### Goal
Go through the data below and gather each line containing "tempo".

### Input records
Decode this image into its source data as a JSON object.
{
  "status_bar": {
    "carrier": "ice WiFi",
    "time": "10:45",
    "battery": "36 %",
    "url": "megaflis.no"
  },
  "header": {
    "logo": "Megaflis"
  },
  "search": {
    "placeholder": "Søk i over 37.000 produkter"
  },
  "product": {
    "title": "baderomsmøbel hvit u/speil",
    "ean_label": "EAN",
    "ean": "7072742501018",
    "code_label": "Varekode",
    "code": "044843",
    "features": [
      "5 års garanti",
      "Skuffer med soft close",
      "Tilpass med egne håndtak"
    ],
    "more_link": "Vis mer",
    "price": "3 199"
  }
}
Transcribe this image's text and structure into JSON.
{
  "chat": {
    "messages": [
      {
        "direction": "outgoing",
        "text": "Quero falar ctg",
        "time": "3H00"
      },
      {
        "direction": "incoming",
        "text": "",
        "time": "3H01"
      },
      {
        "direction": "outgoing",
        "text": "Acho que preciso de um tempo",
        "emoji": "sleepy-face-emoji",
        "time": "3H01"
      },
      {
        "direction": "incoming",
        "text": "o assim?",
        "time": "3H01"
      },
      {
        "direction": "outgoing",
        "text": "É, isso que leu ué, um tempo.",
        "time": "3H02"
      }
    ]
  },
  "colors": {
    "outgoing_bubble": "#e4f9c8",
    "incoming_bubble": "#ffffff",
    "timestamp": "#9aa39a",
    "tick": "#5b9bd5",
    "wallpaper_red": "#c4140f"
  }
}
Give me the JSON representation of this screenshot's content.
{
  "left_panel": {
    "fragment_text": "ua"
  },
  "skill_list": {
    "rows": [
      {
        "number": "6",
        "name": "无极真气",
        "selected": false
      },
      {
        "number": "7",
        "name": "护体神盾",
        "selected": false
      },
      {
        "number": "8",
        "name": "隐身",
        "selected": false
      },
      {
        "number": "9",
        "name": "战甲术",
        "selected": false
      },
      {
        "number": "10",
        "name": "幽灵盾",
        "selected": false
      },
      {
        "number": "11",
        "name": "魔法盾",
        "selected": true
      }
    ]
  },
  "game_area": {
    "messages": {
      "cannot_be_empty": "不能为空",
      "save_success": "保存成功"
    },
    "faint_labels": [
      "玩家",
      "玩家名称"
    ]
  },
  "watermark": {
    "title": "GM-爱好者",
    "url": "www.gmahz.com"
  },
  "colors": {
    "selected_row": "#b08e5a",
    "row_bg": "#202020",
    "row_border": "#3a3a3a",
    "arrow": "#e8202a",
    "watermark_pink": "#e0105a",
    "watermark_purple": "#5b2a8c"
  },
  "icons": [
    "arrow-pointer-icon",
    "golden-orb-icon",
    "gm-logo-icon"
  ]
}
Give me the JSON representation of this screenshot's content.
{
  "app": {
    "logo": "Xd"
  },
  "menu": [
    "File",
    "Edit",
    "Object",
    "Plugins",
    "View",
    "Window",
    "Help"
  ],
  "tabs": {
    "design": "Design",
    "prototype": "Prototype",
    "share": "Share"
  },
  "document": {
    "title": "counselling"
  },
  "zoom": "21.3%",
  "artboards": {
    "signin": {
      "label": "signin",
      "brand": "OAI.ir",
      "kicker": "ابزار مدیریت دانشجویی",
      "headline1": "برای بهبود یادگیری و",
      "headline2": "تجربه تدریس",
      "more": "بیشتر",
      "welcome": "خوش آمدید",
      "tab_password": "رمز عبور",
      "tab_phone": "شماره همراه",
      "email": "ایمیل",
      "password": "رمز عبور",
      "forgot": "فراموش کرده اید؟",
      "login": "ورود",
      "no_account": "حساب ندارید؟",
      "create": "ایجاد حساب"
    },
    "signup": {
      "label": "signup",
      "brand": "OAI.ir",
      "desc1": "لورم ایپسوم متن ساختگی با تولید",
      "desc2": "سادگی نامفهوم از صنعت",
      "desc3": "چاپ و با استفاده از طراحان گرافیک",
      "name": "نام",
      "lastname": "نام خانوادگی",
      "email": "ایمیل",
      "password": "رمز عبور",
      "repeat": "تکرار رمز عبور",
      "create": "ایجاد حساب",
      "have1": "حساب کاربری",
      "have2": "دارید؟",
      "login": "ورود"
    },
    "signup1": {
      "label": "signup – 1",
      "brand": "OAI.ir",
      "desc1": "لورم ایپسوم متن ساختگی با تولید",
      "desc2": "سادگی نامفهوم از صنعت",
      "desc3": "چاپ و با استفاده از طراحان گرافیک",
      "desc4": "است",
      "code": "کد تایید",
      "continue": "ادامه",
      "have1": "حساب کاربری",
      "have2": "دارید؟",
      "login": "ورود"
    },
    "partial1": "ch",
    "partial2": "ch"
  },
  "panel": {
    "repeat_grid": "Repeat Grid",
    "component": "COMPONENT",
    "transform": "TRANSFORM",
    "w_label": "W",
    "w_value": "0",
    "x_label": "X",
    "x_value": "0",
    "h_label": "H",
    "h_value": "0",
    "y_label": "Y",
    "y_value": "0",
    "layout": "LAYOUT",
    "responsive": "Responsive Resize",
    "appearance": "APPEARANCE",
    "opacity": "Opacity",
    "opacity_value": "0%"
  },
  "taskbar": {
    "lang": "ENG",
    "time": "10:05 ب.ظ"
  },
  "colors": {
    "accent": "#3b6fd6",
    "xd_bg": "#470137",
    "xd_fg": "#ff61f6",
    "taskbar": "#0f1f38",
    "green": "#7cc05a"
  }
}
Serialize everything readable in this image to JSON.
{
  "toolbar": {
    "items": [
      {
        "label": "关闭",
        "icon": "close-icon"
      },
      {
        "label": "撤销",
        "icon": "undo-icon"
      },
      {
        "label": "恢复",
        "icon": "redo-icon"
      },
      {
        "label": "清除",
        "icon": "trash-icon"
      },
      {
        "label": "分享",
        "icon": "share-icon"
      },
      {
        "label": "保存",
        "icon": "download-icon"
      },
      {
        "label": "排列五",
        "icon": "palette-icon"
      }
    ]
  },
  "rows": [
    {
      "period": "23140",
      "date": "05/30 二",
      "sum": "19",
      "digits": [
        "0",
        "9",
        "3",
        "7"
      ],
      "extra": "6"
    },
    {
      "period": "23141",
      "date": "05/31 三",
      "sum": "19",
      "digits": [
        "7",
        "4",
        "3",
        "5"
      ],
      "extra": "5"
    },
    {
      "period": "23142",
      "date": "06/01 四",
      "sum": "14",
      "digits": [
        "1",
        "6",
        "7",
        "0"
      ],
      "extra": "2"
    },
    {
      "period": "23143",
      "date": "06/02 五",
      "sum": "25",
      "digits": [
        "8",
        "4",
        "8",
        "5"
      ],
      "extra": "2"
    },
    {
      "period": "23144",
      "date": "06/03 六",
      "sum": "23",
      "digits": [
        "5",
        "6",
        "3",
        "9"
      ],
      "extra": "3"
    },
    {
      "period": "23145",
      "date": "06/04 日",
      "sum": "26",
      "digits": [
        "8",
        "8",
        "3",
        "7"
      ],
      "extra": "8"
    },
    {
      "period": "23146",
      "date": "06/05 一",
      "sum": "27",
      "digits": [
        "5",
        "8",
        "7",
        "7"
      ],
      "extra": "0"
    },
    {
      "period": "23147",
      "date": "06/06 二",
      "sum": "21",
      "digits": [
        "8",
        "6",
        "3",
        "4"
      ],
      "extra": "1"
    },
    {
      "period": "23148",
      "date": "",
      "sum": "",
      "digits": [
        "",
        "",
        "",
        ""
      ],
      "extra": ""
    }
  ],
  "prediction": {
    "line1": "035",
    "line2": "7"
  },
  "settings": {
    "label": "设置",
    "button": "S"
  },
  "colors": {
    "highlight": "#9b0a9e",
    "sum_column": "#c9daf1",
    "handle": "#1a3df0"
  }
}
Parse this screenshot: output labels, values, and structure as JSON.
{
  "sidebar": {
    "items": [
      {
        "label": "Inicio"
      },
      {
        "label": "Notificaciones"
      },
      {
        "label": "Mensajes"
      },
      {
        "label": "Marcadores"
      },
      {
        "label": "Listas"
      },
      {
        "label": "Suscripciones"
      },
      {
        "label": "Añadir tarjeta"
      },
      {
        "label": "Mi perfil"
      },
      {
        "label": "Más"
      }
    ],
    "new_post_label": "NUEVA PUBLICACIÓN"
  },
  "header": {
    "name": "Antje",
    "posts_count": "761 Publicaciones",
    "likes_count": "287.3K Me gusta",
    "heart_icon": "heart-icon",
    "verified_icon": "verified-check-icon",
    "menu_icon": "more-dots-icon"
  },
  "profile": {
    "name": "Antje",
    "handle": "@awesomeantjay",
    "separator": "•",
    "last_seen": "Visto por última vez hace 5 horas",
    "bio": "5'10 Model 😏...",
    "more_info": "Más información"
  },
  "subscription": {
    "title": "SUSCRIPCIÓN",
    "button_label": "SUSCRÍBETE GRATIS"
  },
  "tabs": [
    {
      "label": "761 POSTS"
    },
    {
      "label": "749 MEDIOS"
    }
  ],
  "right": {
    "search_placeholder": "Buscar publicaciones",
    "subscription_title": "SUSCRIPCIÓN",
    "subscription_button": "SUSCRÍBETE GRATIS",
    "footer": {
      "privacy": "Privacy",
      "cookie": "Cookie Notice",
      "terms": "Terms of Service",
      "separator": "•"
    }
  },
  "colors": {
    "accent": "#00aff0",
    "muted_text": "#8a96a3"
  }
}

### Output below
        "text": "Acho que preciso de um tempo",
        "text": "É, isso que leu ué, um tempo.",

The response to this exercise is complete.